▸ Records for this task
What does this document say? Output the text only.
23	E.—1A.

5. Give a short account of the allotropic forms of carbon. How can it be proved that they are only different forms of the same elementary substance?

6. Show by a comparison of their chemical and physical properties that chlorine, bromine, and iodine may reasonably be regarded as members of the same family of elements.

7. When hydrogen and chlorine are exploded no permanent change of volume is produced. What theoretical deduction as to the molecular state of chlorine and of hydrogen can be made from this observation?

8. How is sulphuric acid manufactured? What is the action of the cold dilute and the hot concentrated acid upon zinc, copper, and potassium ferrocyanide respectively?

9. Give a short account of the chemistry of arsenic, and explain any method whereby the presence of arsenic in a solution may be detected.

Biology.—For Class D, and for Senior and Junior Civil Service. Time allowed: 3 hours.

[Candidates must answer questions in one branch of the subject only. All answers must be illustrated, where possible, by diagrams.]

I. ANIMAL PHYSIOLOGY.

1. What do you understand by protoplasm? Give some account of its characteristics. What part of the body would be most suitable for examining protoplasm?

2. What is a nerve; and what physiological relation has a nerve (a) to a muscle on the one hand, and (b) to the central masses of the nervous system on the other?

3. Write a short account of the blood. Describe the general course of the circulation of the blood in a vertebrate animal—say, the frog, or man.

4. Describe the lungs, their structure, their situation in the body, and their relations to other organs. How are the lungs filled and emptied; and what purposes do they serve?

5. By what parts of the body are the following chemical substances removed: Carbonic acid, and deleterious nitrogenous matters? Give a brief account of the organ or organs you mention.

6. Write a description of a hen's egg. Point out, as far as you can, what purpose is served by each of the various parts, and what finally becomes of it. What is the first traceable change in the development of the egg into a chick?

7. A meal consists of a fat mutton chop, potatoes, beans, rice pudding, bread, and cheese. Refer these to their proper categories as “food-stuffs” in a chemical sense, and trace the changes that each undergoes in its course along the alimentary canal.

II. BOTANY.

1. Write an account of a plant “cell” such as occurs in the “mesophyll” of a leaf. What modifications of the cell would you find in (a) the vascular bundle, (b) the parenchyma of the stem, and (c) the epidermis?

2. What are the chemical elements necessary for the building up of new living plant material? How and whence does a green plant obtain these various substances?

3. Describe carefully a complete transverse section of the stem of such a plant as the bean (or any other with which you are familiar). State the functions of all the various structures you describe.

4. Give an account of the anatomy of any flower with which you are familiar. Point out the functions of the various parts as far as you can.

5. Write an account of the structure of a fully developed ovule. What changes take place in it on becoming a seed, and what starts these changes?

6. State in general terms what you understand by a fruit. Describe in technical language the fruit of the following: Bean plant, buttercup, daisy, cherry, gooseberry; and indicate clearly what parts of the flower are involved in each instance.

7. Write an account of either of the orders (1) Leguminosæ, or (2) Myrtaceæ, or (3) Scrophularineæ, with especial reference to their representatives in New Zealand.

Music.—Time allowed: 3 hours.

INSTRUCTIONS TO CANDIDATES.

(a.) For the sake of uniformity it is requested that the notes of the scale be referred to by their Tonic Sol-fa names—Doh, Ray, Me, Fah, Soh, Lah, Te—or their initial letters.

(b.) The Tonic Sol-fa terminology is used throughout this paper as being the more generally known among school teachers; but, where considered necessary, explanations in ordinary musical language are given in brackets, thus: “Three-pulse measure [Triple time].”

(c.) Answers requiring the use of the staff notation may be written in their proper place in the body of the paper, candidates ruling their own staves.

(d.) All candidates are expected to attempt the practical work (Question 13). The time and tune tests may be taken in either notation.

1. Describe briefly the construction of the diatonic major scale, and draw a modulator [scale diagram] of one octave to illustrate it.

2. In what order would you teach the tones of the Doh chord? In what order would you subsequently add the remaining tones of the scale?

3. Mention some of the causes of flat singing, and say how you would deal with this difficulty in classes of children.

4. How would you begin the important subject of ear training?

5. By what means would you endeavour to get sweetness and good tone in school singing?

▸ What you have to do
From the listing above, collect each line in which the string "subject" appears.

▸ Problem solution
[Candidates must answer questions in one branch of the subject only. All answers must be illustrated, where possible, by diagrams.]
4. How would you begin the important subject of ear training?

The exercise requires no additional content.